◆ **Problem to solve**
Go through the entries one line at a time, and gather every line that has the word "ylabel".

** start of Dataset content **

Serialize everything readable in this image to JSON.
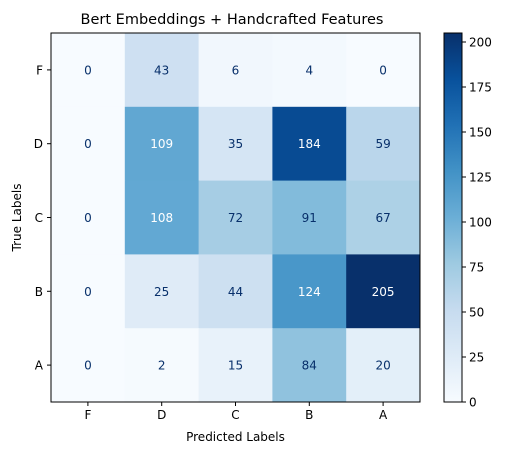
{
  "chart_data": {
    "type": "heatmap",
    "title": "Bert Embeddings + Handcrafted Features",
    "xlabel": "Predicted Labels",
    "ylabel": "True Labels",
    "x_categories": [
      "F",
      "D",
      "C",
      "B",
      "A"
    ],
    "y_categories": [
      "F",
      "D",
      "C",
      "B",
      "A"
    ],
    "matrix": [
      [
        0,
        43,
        6,
        4,
        0
      ],
      [
        0,
        109,
        35,
        184,
        59
      ],
      [
        0,
        108,
        72,
        91,
        67
      ],
      [
        0,
        25,
        44,
        124,
        205
      ],
      [
        0,
        2,
        15,
        84,
        20
      ]
    ],
    "colormap": "Blues",
    "vmin": 0,
    "vmax": 205,
    "colorbar_ticks": [
      0,
      25,
      50,
      75,
      100,
      125,
      150,
      175,
      200
    ],
    "grid": false
  }
}
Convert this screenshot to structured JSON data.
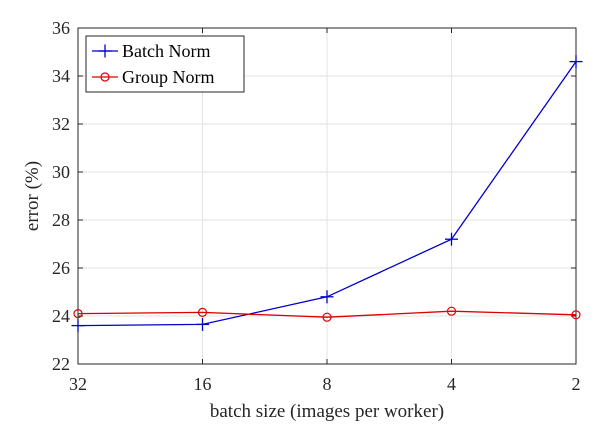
{
  "chart_data": {
    "type": "line",
    "categories": [
      "32",
      "16",
      "8",
      "4",
      "2"
    ],
    "xlabel": "batch size (images per worker)",
    "ylabel": "error (%)",
    "ylim": [
      22,
      36
    ],
    "yticks": [
      22,
      24,
      26,
      28,
      30,
      32,
      34,
      36
    ],
    "grid": true,
    "legend": "top-left",
    "series": [
      {
        "name": "Batch Norm",
        "color": "#0000cc",
        "marker": "plus",
        "values": [
          23.6,
          23.65,
          24.8,
          27.2,
          34.6
        ]
      },
      {
        "name": "Group Norm",
        "color": "#dd0000",
        "marker": "circle",
        "values": [
          24.1,
          24.15,
          23.95,
          24.2,
          24.05
        ]
      }
    ]
  }
}
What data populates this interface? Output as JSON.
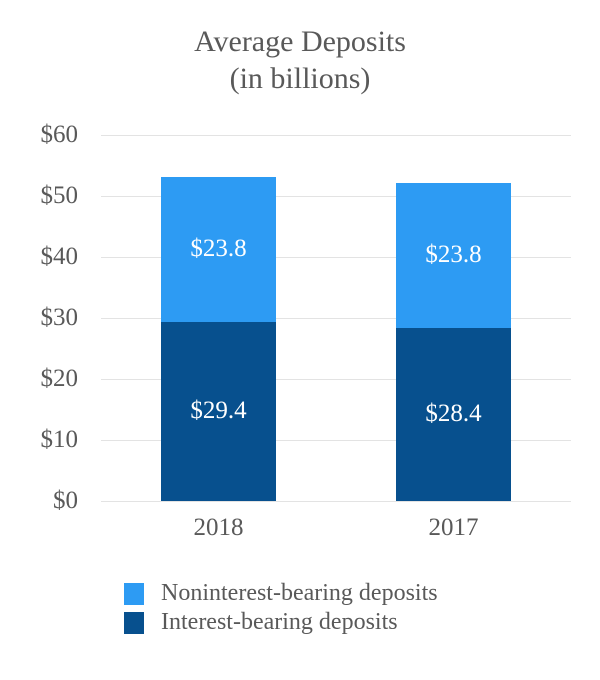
{
  "title": {
    "line1": "Average Deposits",
    "line2": "(in billions)"
  },
  "chart_data": {
    "type": "bar",
    "stacked": true,
    "title": "Average Deposits (in billions)",
    "categories": [
      "2018",
      "2017"
    ],
    "series": [
      {
        "name": "Interest-bearing deposits",
        "color": "#07508E",
        "values": [
          29.4,
          28.4
        ],
        "labels": [
          "$29.4",
          "$28.4"
        ]
      },
      {
        "name": "Noninterest-bearing deposits",
        "color": "#2D9BF3",
        "values": [
          23.8,
          23.8
        ],
        "labels": [
          "$23.8",
          "$23.8"
        ]
      }
    ],
    "y_axis": {
      "min": 0,
      "max": 60,
      "tick_values": [
        0,
        10,
        20,
        30,
        40,
        50,
        60
      ],
      "tick_labels": [
        "$0",
        "$10",
        "$20",
        "$30",
        "$40",
        "$50",
        "$60"
      ]
    },
    "grid": true,
    "legend_position": "bottom",
    "legend": [
      {
        "label": "Noninterest-bearing deposits",
        "color": "#2D9BF3"
      },
      {
        "label": "Interest-bearing deposits",
        "color": "#07508E"
      }
    ],
    "value_label_color": "#FFFFFF",
    "axis_text_color": "#595959",
    "gridline_color": "#E3E3E3"
  }
}
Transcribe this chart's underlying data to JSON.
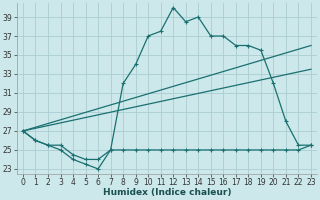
{
  "xlabel": "Humidex (Indice chaleur)",
  "background_color": "#cce8eb",
  "grid_color": "#aacdd2",
  "line_color": "#1a7070",
  "xlim": [
    -0.5,
    23.5
  ],
  "ylim": [
    22.5,
    40.5
  ],
  "yticks": [
    23,
    25,
    27,
    29,
    31,
    33,
    35,
    37,
    39
  ],
  "xticks": [
    0,
    1,
    2,
    3,
    4,
    5,
    6,
    7,
    8,
    9,
    10,
    11,
    12,
    13,
    14,
    15,
    16,
    17,
    18,
    19,
    20,
    21,
    22,
    23
  ],
  "curve_main_x": [
    0,
    1,
    2,
    3,
    4,
    5,
    6,
    7,
    8,
    9,
    10,
    11,
    12,
    13,
    14,
    15,
    16,
    17,
    18,
    19,
    20,
    21,
    22,
    23
  ],
  "curve_main_y": [
    27,
    26,
    25.5,
    25,
    24,
    23.5,
    23,
    25,
    32,
    34,
    37,
    37.5,
    40,
    38.5,
    39,
    37,
    37,
    36,
    36,
    35.5,
    32,
    28,
    25.5,
    25.5
  ],
  "curve_flat_x": [
    0,
    1,
    2,
    3,
    4,
    5,
    6,
    7,
    8,
    9,
    10,
    11,
    12,
    13,
    14,
    15,
    16,
    17,
    18,
    19,
    20,
    21,
    22,
    23
  ],
  "curve_flat_y": [
    27,
    26,
    25.5,
    25.5,
    24.5,
    24,
    24,
    25,
    25,
    25,
    25,
    25,
    25,
    25,
    25,
    25,
    25,
    25,
    25,
    25,
    25,
    25,
    25,
    25.5
  ],
  "trend1_x": [
    0,
    23
  ],
  "trend1_y": [
    27,
    36
  ],
  "trend2_x": [
    0,
    23
  ],
  "trend2_y": [
    27,
    33.5
  ]
}
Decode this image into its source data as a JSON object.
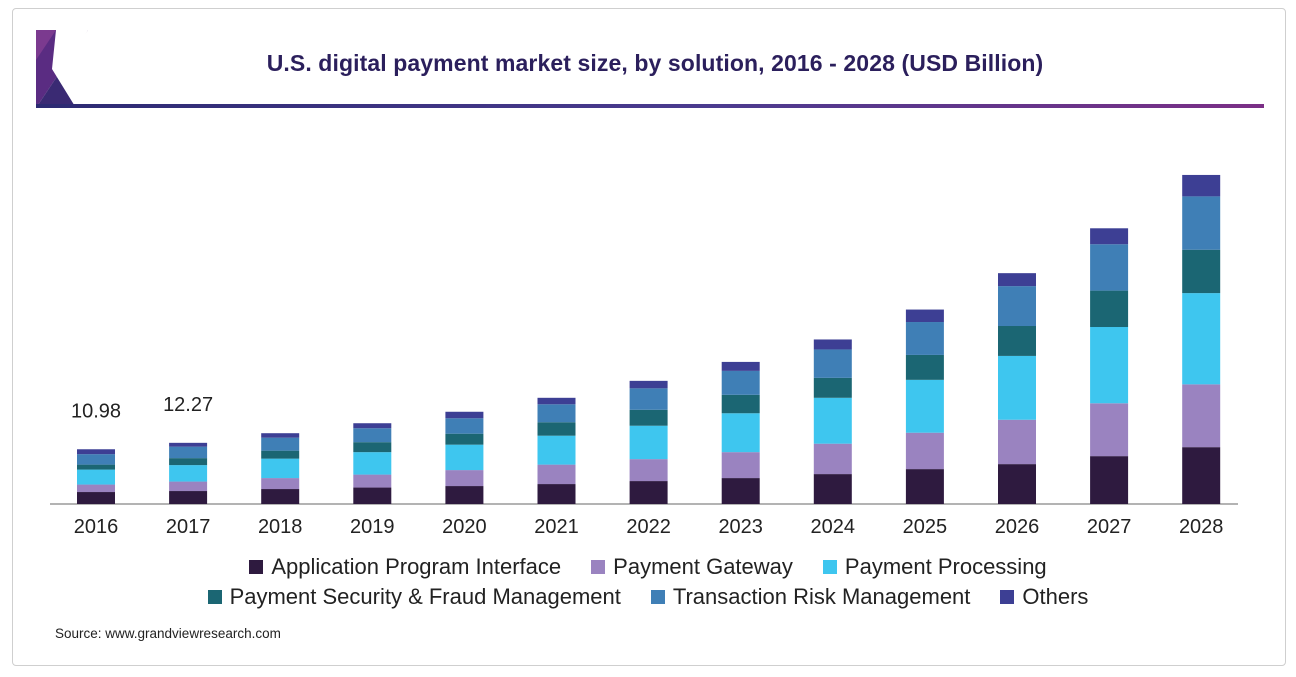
{
  "header": {
    "title": "U.S. digital payment market size, by solution, 2016 - 2028 (USD Billion)"
  },
  "source_text": "Source: www.grandviewresearch.com",
  "chart_data": {
    "type": "bar",
    "stacked": true,
    "title": "U.S. digital payment market size, by solution, 2016 - 2028 (USD Billion)",
    "xlabel": "",
    "ylabel": "",
    "categories": [
      "2016",
      "2017",
      "2018",
      "2019",
      "2020",
      "2021",
      "2022",
      "2023",
      "2024",
      "2025",
      "2026",
      "2027",
      "2028"
    ],
    "series": [
      {
        "name": "Application Program Interface",
        "color": "#2e1a3f",
        "values": [
          2.4,
          2.6,
          3.0,
          3.3,
          3.6,
          4.0,
          4.6,
          5.2,
          6.0,
          7.0,
          8.0,
          9.6,
          11.4
        ]
      },
      {
        "name": "Payment Gateway",
        "color": "#9a83c0",
        "values": [
          1.5,
          1.9,
          2.2,
          2.6,
          3.2,
          3.9,
          4.4,
          5.2,
          6.1,
          7.3,
          8.9,
          10.6,
          12.6
        ]
      },
      {
        "name": "Payment Processing",
        "color": "#3ec6ef",
        "values": [
          3.0,
          3.3,
          3.9,
          4.5,
          5.1,
          5.8,
          6.7,
          7.8,
          9.2,
          10.6,
          12.8,
          15.3,
          18.3
        ]
      },
      {
        "name": "Payment Security & Fraud Management",
        "color": "#1b6673",
        "values": [
          1.0,
          1.4,
          1.6,
          2.0,
          2.2,
          2.7,
          3.2,
          3.7,
          4.0,
          5.0,
          6.0,
          7.3,
          8.7
        ]
      },
      {
        "name": "Transaction Risk Management",
        "color": "#3f7fb6",
        "values": [
          2.1,
          2.3,
          2.6,
          2.8,
          3.1,
          3.6,
          4.3,
          4.8,
          5.7,
          6.6,
          8.0,
          9.3,
          10.7
        ]
      },
      {
        "name": "Others",
        "color": "#3d3f94",
        "values": [
          0.98,
          0.77,
          0.9,
          1.0,
          1.3,
          1.3,
          1.5,
          1.8,
          2.0,
          2.5,
          2.6,
          3.2,
          4.3
        ]
      }
    ],
    "data_labels": [
      {
        "category": "2016",
        "text": "10.98"
      },
      {
        "category": "2017",
        "text": "12.27"
      }
    ],
    "ylim": [
      0,
      70
    ],
    "grid": false,
    "legend_position": "bottom"
  }
}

** end of Dataset content **

◆ **Completed exercise**
    "ylabel": "True Labels",
    "ylabel": "error (%)",
    "ylabel": "",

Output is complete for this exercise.